**Goal**
Make an exact copy of the records, with the images left out.

— Start of Dataset excerpts —

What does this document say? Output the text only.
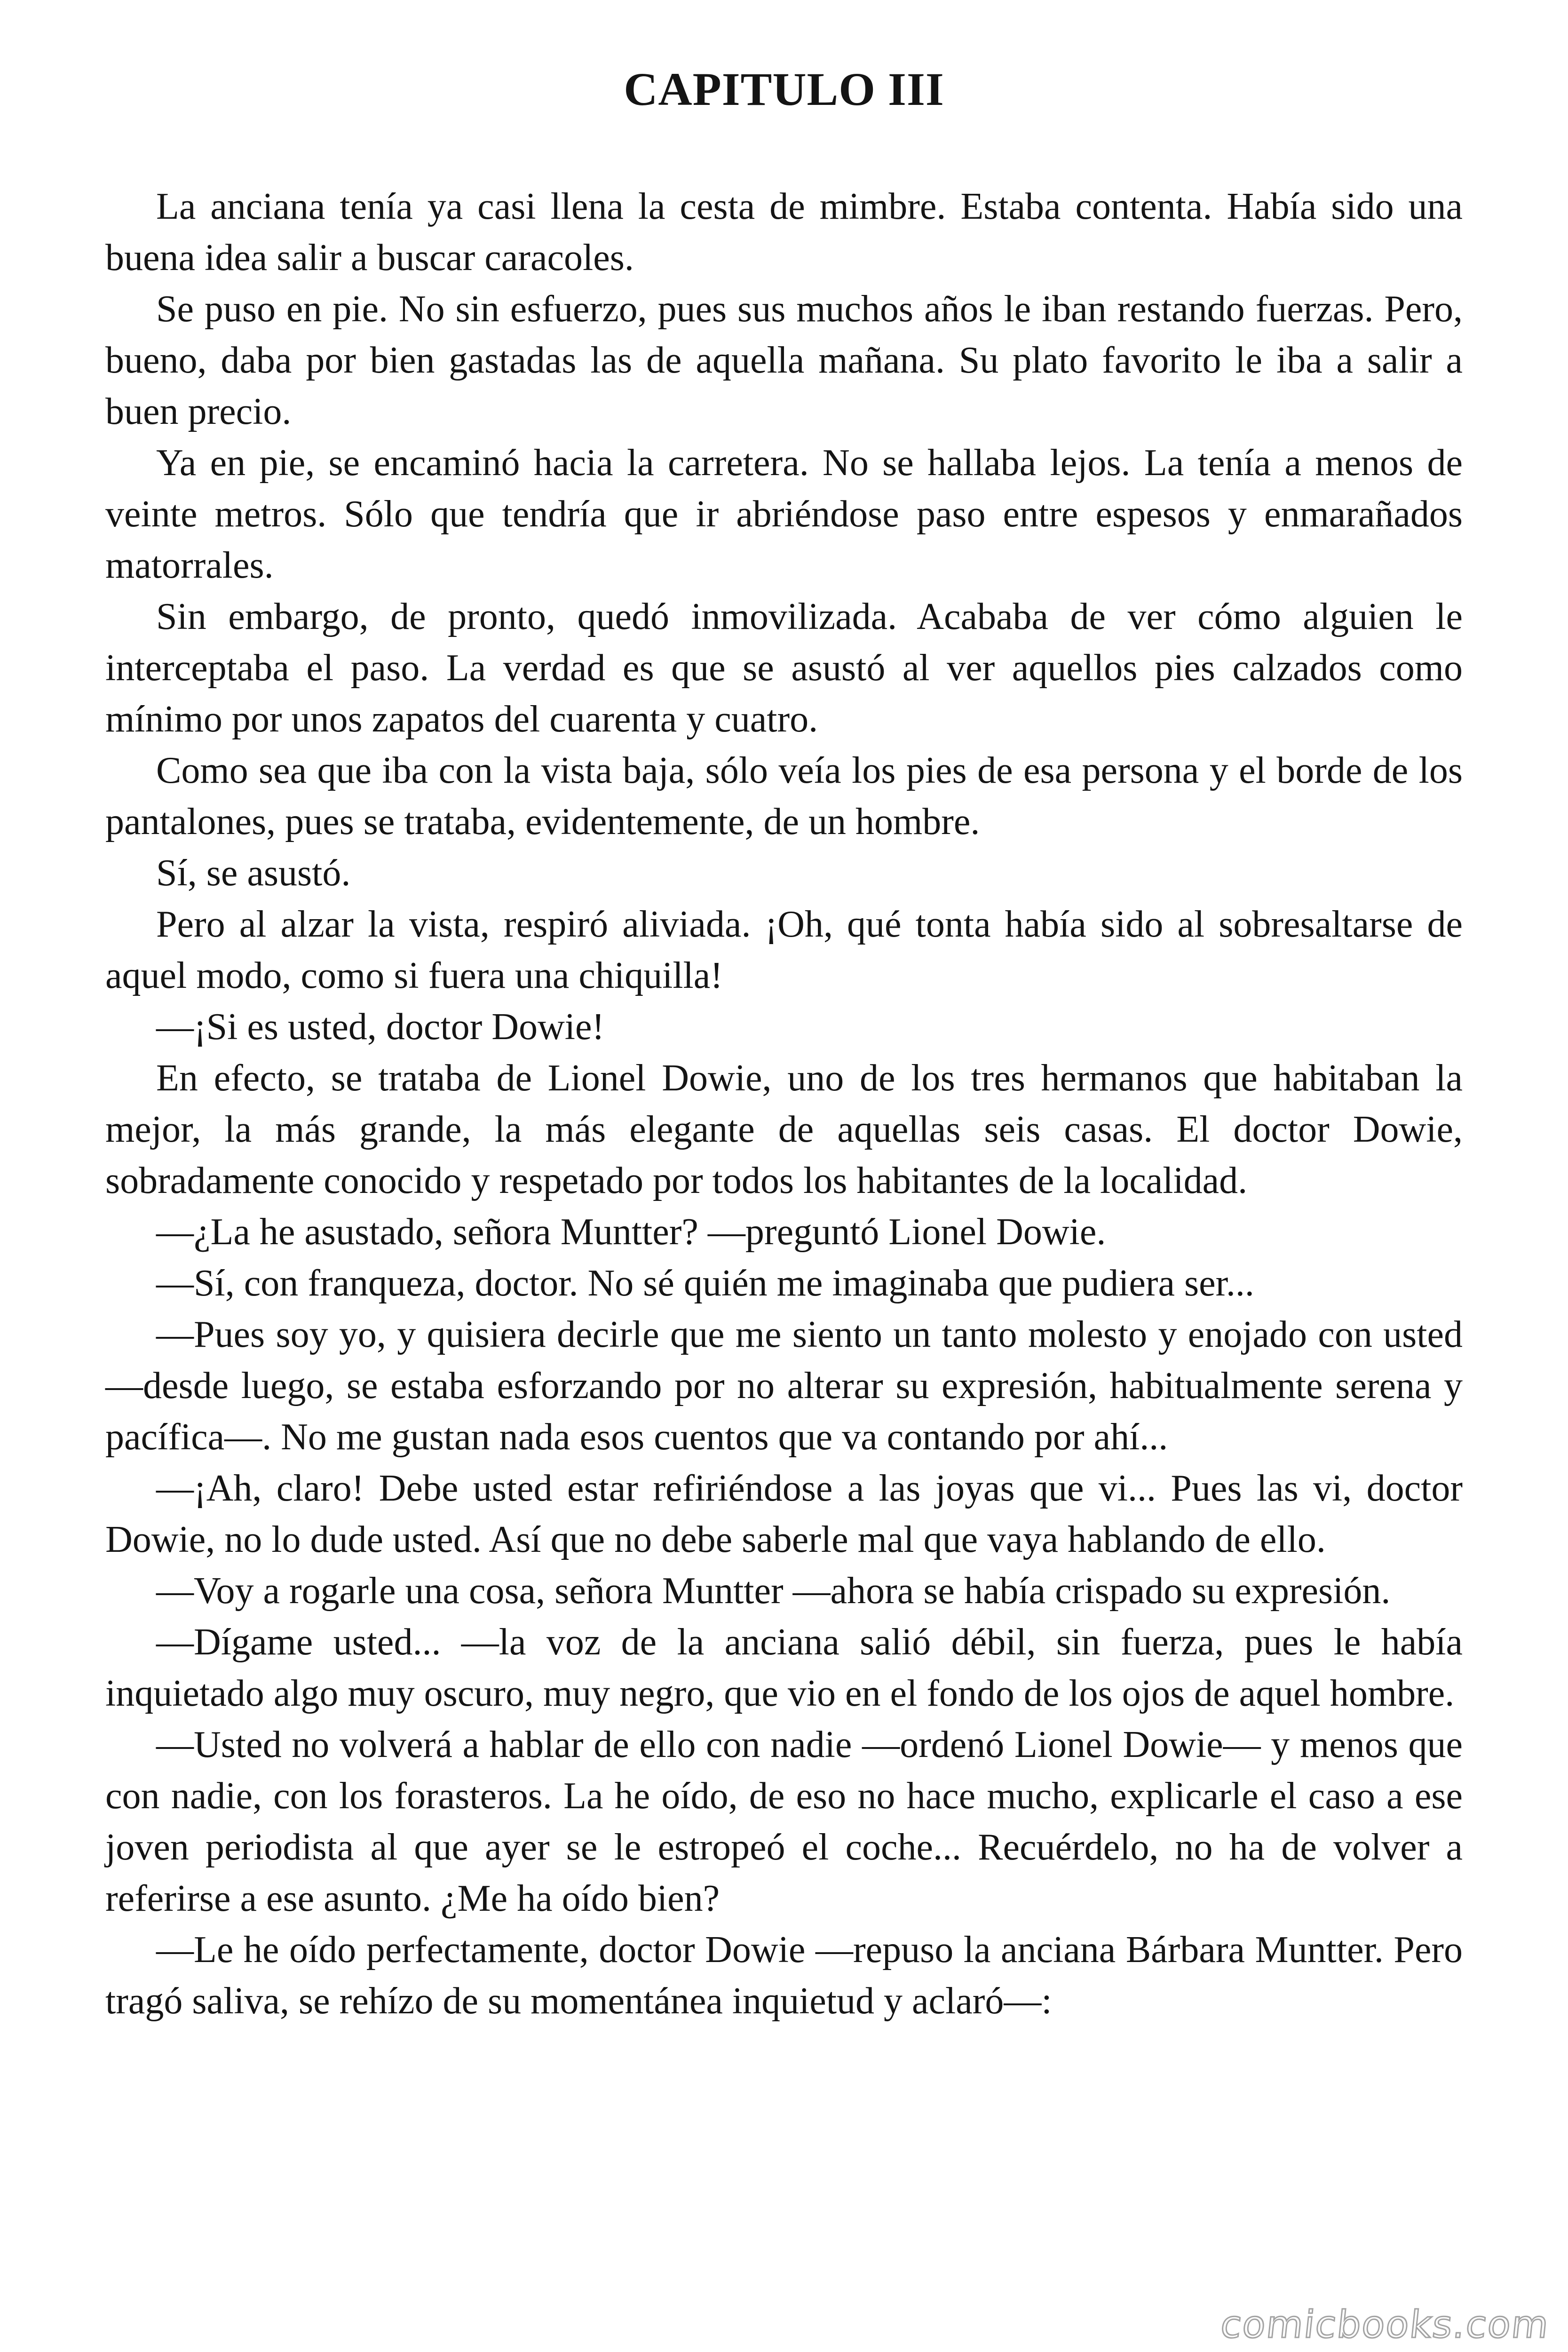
CAPITULO III

La anciana tenía ya casi llena la cesta de mimbre. Estaba contenta. Había sido una buena idea salir a buscar caracoles.

Se puso en pie. No sin esfuerzo, pues sus muchos años le iban restando fuerzas. Pero, bueno, daba por bien gastadas las de aquella mañana. Su plato favorito le iba a salir a buen precio.

Ya en pie, se encaminó hacia la carretera. No se hallaba lejos. La tenía a menos de veinte metros. Sólo que tendría que ir abriéndose paso entre espesos y enmarañados matorrales.

Sin embargo, de pronto, quedó inmovilizada. Acababa de ver cómo alguien le interceptaba el paso. La verdad es que se asustó al ver aquellos pies calzados como mínimo por unos zapatos del cuarenta y cuatro.

Como sea que iba con la vista baja, sólo veía los pies de esa persona y el borde de los pantalones, pues se trataba, evidentemente, de un hombre.

Sí, se asustó.

Pero al alzar la vista, respiró aliviada. ¡Oh, qué tonta había sido al sobresaltarse de aquel modo, como si fuera una chiquilla!

—¡Si es usted, doctor Dowie!

En efecto, se trataba de Lionel Dowie, uno de los tres hermanos que habitaban la mejor, la más grande, la más elegante de aquellas seis casas. El doctor Dowie, sobradamente conocido y respetado por todos los habitantes de la localidad.

—¿La he asustado, señora Muntter? —preguntó Lionel Dowie.

—Sí, con franqueza, doctor. No sé quién me imaginaba que pudiera ser...

—Pues soy yo, y quisiera decirle que me siento un tanto molesto y enojado con usted —desde luego, se estaba esforzando por no alterar su expresión, habitualmente serena y pacífica—. No me gustan nada esos cuentos que va contando por ahí...

—¡Ah, claro! Debe usted estar refiriéndose a las joyas que vi... Pues las vi, doctor Dowie, no lo dude usted. Así que no debe saberle mal que vaya hablando de ello.

—Voy a rogarle una cosa, señora Muntter —ahora se había crispado su expresión.

—Dígame usted... —la voz de la anciana salió débil, sin fuerza, pues le había inquietado algo muy oscuro, muy negro, que vio en el fondo de los ojos de aquel hombre.

—Usted no volverá a hablar de ello con nadie —ordenó Lionel Dowie— y menos que con nadie, con los forasteros. La he oído, de eso no hace mucho, explicarle el caso a ese joven periodista al que ayer se le estropeó el coche... Recuérdelo, no ha de volver a referirse a ese asunto. ¿Me ha oído bien?

—Le he oído perfectamente, doctor Dowie —repuso la anciana Bárbara Muntter. Pero tragó saliva, se rehízo de su momentánea inquietud y aclaró—:

comicbooks.com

— End of Dataset excerpts —

**Exercise response**
What does this document say? Output the text only.
CAPITULO III

La anciana tenía ya casi llena la cesta de mimbre. Estaba contenta. Había sido una buena idea salir a buscar caracoles.

Se puso en pie. No sin esfuerzo, pues sus muchos años le iban restando fuerzas. Pero, bueno, daba por bien gastadas las de aquella mañana. Su plato favorito le iba a salir a buen precio.

Ya en pie, se encaminó hacia la carretera. No se hallaba lejos. La tenía a menos de veinte metros. Sólo que tendría que ir abriéndose paso entre espesos y enmarañados matorrales.

Sin embargo, de pronto, quedó inmovilizada. Acababa de ver cómo alguien le interceptaba el paso. La verdad es que se asustó al ver aquellos pies calzados como mínimo por unos zapatos del cuarenta y cuatro.

Como sea que iba con la vista baja, sólo veía los pies de esa persona y el borde de los pantalones, pues se trataba, evidentemente, de un hombre.

Sí, se asustó.

Pero al alzar la vista, respiró aliviada. ¡Oh, qué tonta había sido al sobresaltarse de aquel modo, como si fuera una chiquilla!

—¡Si es usted, doctor Dowie!

En efecto, se trataba de Lionel Dowie, uno de los tres hermanos que habitaban la mejor, la más grande, la más elegante de aquellas seis casas. El doctor Dowie, sobradamente conocido y respetado por todos los habitantes de la localidad.

—¿La he asustado, señora Muntter? —preguntó Lionel Dowie.

—Sí, con franqueza, doctor. No sé quién me imaginaba que pudiera ser...

—Pues soy yo, y quisiera decirle que me siento un tanto molesto y enojado con usted —desde luego, se estaba esforzando por no alterar su expresión, habitualmente serena y pacífica—. No me gustan nada esos cuentos que va contando por ahí...

—¡Ah, claro! Debe usted estar refiriéndose a las joyas que vi... Pues las vi, doctor Dowie, no lo dude usted. Así que no debe saberle mal que vaya hablando de ello.

—Voy a rogarle una cosa, señora Muntter —ahora se había crispado su expresión.

—Dígame usted... —la voz de la anciana salió débil, sin fuerza, pues le había inquietado algo muy oscuro, muy negro, que vio en el fondo de los ojos de aquel hombre.

—Usted no volverá a hablar de ello con nadie —ordenó Lionel Dowie— y menos que con nadie, con los forasteros. La he oído, de eso no hace mucho, explicarle el caso a ese joven periodista al que ayer se le estropeó el coche... Recuérdelo, no ha de volver a referirse a ese asunto. ¿Me ha oído bien?

—Le he oído perfectamente, doctor Dowie —repuso la anciana Bárbara Muntter. Pero tragó saliva, se rehízo de su momentánea inquietud y aclaró—:

comicbooks.com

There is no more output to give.